[INFORMATION GIVEN]

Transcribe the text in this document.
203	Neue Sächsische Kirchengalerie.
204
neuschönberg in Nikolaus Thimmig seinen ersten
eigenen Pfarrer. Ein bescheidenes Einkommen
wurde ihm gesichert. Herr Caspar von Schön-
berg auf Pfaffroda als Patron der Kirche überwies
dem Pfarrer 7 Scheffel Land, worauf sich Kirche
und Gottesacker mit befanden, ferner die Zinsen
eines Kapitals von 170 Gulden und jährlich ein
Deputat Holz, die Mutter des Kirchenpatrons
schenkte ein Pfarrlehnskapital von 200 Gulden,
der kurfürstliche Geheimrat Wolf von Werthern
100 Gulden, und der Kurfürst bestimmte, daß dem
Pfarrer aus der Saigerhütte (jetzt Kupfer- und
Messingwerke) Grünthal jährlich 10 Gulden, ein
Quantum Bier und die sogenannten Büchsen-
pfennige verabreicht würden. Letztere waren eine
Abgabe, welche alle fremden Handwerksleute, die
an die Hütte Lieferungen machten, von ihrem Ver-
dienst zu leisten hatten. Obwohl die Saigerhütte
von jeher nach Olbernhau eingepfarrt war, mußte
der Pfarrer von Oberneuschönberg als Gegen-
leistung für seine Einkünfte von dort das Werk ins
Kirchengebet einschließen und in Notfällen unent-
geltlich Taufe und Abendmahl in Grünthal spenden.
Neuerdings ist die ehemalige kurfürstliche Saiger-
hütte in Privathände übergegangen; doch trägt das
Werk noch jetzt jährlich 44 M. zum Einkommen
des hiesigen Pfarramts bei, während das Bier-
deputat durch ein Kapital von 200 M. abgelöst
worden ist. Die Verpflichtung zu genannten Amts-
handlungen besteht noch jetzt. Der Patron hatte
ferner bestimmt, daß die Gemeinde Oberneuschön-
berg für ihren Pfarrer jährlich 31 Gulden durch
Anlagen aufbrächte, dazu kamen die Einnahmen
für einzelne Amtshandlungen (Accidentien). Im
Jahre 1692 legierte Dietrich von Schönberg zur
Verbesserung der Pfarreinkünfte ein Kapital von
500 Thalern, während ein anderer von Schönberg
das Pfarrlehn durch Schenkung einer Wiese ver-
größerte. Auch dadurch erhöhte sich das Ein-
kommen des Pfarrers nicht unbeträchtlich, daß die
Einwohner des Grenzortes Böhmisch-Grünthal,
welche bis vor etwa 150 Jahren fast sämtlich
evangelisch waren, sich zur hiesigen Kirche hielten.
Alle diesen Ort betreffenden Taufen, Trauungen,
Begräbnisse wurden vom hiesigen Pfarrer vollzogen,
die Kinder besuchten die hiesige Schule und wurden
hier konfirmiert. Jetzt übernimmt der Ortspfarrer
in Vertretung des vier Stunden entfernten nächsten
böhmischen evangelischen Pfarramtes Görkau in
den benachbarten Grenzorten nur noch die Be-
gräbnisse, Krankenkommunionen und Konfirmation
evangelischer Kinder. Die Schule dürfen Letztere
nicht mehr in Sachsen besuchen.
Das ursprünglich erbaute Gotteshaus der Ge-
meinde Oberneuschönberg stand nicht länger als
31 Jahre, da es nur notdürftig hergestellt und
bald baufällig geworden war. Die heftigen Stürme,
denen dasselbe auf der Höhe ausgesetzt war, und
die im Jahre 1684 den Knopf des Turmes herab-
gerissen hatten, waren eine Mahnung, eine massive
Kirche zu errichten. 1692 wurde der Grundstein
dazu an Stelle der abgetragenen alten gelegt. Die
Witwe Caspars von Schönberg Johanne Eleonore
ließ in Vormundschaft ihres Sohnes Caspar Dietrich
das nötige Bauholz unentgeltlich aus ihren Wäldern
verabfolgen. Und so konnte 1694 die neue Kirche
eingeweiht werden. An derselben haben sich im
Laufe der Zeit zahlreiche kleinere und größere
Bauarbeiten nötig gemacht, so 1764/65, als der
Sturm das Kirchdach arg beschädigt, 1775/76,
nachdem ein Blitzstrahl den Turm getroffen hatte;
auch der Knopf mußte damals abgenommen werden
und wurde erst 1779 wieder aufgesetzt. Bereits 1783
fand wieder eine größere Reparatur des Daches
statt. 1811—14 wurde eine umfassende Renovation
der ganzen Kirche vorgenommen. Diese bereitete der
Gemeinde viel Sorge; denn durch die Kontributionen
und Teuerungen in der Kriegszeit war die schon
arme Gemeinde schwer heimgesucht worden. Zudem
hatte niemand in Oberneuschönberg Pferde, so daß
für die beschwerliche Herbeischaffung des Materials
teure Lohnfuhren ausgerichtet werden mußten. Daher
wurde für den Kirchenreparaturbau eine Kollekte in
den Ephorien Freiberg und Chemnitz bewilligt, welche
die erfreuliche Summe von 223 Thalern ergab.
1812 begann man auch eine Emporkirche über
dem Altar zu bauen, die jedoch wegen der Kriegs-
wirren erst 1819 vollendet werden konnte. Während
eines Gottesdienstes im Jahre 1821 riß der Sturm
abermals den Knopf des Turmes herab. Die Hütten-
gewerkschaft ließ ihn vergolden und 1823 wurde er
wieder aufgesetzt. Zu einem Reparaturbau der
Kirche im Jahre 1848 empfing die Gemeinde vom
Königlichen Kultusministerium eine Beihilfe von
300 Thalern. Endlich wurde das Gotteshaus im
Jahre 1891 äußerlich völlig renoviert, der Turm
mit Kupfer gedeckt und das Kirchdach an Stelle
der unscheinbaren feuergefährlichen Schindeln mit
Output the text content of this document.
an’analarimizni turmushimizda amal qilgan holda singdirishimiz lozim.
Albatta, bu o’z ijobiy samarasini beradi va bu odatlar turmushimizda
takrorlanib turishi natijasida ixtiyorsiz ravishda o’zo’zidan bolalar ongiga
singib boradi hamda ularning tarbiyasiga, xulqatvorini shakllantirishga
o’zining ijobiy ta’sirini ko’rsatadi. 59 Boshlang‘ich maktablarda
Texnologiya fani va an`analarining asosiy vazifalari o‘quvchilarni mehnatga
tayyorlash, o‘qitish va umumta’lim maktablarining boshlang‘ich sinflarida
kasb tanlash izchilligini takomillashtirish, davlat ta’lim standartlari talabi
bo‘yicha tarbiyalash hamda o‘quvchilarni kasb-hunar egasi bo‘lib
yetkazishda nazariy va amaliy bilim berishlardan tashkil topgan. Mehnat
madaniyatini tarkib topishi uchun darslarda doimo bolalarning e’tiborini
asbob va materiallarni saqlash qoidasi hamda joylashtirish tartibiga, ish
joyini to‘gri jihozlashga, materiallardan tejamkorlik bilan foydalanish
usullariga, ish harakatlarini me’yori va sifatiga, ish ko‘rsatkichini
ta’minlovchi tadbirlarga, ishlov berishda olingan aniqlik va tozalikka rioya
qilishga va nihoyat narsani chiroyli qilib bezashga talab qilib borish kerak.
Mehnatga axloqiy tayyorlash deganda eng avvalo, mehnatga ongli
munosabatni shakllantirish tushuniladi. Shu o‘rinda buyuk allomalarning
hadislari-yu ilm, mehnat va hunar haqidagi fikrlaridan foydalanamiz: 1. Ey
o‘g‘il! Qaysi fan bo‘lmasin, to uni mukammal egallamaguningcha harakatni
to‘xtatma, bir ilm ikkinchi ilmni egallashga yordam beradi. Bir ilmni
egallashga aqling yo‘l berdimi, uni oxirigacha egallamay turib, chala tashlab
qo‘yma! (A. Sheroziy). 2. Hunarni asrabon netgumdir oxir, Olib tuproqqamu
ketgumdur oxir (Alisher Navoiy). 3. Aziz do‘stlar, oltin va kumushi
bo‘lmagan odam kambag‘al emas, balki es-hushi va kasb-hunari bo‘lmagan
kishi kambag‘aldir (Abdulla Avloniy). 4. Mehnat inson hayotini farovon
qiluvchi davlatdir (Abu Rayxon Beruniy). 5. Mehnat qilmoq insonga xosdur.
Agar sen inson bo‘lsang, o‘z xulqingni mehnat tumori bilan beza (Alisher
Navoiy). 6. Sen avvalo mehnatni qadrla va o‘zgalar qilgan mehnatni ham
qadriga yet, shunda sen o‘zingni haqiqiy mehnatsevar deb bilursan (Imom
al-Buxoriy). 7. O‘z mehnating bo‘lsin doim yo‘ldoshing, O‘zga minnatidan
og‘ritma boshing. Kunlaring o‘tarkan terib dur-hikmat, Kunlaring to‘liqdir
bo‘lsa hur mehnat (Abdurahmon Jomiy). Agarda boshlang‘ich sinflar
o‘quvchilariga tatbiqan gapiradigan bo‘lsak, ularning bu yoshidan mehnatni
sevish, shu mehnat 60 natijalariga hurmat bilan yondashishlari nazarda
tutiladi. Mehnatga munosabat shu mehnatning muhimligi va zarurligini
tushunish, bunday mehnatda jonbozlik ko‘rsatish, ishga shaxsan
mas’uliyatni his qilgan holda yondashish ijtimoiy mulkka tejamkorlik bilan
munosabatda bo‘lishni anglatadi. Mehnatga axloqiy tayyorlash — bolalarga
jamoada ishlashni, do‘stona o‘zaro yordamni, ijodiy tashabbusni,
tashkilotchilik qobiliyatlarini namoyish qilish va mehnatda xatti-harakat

[TASK TO COMPLETE] Every line above that holds the word "bilan" should be copied out.

[FINAL ANSWER]
joyini to‘gri jihozlashga, materiallardan tejamkorlik bilan foydalanish
Agar sen inson bo‘lsang, o‘z xulqingni mehnat tumori bilan beza (Alisher
sevish, shu mehnat 60 natijalariga hurmat bilan yondashishlari nazarda
mas’uliyatni his qilgan holda yondashish ijtimoiy mulkka tejamkorlik bilan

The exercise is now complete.